▸ **Exercise brief**: The answer is a single number: how many lines hold the string "SDTVAR".

▸ **Data provided**:
____________________
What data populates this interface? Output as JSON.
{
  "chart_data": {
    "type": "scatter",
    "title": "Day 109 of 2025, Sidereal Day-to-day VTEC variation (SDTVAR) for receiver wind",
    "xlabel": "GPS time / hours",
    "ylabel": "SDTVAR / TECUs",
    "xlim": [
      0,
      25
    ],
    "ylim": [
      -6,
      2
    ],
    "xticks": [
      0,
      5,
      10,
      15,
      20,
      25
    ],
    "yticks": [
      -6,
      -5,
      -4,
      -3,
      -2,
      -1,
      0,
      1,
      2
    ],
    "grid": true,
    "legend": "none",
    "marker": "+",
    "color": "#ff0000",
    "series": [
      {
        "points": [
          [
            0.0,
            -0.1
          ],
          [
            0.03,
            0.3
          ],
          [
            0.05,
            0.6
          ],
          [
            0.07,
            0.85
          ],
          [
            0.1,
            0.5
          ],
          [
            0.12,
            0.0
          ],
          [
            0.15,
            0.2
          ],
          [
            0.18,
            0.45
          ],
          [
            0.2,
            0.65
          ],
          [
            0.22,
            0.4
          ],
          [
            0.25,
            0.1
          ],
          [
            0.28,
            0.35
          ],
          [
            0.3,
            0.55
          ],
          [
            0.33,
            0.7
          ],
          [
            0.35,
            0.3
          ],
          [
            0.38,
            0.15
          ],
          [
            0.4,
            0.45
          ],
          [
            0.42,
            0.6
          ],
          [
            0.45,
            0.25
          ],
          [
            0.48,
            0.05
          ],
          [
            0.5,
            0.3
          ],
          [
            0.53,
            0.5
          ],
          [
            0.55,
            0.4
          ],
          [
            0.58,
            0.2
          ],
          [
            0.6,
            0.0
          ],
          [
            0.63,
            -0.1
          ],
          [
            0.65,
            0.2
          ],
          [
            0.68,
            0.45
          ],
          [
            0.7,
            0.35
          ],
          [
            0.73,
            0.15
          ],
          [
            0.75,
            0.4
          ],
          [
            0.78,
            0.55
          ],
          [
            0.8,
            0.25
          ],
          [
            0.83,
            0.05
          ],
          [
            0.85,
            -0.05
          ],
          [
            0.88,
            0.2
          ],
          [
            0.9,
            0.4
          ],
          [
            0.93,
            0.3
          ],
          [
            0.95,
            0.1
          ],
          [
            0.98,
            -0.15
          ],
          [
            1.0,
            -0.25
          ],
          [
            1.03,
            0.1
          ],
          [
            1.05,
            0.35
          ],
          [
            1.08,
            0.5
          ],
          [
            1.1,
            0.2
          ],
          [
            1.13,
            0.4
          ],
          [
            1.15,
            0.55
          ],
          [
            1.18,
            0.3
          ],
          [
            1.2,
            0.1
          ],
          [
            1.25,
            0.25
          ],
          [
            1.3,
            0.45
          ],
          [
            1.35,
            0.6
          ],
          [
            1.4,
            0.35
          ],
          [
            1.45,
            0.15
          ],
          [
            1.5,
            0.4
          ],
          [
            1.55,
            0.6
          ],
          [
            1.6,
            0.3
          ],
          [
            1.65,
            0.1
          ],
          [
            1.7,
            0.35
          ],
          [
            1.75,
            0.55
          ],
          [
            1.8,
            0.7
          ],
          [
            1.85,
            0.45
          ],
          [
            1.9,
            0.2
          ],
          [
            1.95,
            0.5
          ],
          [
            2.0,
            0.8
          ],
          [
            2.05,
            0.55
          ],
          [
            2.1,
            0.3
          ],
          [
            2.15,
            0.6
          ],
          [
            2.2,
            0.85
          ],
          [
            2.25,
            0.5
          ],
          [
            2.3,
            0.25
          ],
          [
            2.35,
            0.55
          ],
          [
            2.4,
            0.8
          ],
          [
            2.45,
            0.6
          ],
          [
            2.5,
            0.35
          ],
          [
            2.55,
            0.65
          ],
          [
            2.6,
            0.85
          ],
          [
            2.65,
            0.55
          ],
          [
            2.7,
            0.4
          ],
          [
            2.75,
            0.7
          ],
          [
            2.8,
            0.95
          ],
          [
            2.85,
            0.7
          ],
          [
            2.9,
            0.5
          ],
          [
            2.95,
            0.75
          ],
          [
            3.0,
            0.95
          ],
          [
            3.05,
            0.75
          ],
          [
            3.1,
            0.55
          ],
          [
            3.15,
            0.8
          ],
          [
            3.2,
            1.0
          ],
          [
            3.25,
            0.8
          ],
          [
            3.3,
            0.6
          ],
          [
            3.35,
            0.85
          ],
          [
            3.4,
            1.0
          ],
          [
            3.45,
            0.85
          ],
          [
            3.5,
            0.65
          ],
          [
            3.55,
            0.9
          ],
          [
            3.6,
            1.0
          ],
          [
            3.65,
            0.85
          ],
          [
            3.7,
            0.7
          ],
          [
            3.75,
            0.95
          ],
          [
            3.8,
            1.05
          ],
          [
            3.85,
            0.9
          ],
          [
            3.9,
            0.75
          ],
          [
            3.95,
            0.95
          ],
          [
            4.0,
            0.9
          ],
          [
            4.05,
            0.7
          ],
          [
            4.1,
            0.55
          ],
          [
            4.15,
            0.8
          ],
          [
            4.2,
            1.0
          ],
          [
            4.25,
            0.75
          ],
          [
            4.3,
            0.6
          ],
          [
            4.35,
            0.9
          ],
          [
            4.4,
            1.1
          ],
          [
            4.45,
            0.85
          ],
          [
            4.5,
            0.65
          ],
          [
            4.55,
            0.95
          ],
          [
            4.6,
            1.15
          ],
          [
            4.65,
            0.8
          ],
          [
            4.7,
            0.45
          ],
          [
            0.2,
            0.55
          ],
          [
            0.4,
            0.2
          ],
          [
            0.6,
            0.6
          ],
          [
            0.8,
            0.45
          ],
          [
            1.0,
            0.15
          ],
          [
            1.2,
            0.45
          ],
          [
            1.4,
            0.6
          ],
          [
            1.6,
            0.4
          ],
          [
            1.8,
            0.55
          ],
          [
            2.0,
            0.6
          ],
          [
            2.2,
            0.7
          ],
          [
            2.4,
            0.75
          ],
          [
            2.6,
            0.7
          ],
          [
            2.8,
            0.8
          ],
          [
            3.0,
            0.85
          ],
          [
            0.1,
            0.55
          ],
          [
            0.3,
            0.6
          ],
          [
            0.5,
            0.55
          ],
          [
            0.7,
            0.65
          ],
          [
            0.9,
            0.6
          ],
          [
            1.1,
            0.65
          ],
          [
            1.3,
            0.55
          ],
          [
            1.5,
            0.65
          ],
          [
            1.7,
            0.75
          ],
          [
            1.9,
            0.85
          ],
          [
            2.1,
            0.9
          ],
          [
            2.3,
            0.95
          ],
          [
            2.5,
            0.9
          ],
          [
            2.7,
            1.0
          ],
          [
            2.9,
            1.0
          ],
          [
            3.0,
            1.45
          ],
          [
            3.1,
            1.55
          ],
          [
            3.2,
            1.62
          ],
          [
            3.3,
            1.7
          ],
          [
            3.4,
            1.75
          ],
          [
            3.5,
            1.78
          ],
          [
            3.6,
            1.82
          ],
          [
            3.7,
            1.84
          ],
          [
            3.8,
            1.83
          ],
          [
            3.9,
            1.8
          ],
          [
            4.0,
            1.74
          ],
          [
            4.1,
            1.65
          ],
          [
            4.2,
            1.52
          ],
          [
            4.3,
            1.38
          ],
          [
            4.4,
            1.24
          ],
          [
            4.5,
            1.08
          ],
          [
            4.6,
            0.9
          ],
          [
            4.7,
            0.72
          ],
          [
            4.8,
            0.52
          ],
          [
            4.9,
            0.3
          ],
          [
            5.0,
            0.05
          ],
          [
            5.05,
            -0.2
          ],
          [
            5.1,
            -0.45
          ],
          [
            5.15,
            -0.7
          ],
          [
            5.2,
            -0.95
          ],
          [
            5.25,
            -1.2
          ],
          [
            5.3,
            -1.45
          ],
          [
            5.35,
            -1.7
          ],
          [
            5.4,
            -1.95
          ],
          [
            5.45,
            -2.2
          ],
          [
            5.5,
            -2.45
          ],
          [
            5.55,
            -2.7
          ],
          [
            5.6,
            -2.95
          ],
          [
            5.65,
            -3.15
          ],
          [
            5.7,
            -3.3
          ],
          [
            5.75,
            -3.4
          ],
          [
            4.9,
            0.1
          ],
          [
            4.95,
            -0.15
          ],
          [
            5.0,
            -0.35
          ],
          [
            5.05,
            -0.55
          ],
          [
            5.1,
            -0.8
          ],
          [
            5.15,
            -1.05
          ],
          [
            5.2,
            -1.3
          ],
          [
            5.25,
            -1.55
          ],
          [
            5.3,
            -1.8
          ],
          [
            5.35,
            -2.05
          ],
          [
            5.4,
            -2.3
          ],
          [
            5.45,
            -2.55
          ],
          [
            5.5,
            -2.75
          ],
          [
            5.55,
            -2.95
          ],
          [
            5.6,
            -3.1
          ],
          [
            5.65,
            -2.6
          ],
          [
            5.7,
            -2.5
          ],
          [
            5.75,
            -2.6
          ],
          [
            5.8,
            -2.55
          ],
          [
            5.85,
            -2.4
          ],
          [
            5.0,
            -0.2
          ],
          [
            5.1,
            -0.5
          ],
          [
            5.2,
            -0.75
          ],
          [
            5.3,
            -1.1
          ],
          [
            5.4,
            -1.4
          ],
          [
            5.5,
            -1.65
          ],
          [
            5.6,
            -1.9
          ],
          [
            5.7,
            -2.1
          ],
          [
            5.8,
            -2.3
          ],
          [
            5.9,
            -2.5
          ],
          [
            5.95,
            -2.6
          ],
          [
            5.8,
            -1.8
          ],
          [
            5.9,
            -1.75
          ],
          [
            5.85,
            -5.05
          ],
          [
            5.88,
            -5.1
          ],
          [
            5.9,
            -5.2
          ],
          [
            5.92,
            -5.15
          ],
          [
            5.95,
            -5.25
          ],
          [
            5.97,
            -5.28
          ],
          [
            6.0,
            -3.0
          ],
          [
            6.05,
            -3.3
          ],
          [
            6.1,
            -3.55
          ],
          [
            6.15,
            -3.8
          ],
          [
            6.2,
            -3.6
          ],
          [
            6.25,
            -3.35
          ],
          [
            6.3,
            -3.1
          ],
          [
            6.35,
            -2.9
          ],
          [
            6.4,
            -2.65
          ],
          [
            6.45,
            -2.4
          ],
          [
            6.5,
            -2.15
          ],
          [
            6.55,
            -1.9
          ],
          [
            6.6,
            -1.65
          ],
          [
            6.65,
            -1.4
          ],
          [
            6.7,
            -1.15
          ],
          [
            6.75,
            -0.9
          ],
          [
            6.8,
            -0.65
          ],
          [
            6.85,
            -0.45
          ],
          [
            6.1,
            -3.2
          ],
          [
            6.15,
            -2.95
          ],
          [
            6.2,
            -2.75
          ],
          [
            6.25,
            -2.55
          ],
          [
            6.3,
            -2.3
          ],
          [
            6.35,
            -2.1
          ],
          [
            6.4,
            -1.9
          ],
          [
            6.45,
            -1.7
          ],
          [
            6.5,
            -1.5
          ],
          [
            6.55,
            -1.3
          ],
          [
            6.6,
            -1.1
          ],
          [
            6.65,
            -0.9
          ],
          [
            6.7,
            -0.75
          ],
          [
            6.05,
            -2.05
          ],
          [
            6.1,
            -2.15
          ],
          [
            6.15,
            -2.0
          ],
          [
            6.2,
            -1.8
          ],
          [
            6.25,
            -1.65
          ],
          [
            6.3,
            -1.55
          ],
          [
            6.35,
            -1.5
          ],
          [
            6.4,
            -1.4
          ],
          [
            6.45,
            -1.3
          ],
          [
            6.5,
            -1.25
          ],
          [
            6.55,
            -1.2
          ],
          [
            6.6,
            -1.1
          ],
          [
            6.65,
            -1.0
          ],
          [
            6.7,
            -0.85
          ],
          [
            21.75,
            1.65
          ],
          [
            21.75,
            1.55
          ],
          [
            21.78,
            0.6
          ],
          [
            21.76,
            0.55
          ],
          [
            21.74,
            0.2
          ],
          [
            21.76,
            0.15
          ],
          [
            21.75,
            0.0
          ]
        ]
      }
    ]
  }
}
____________________
▸ **Answer below**: 2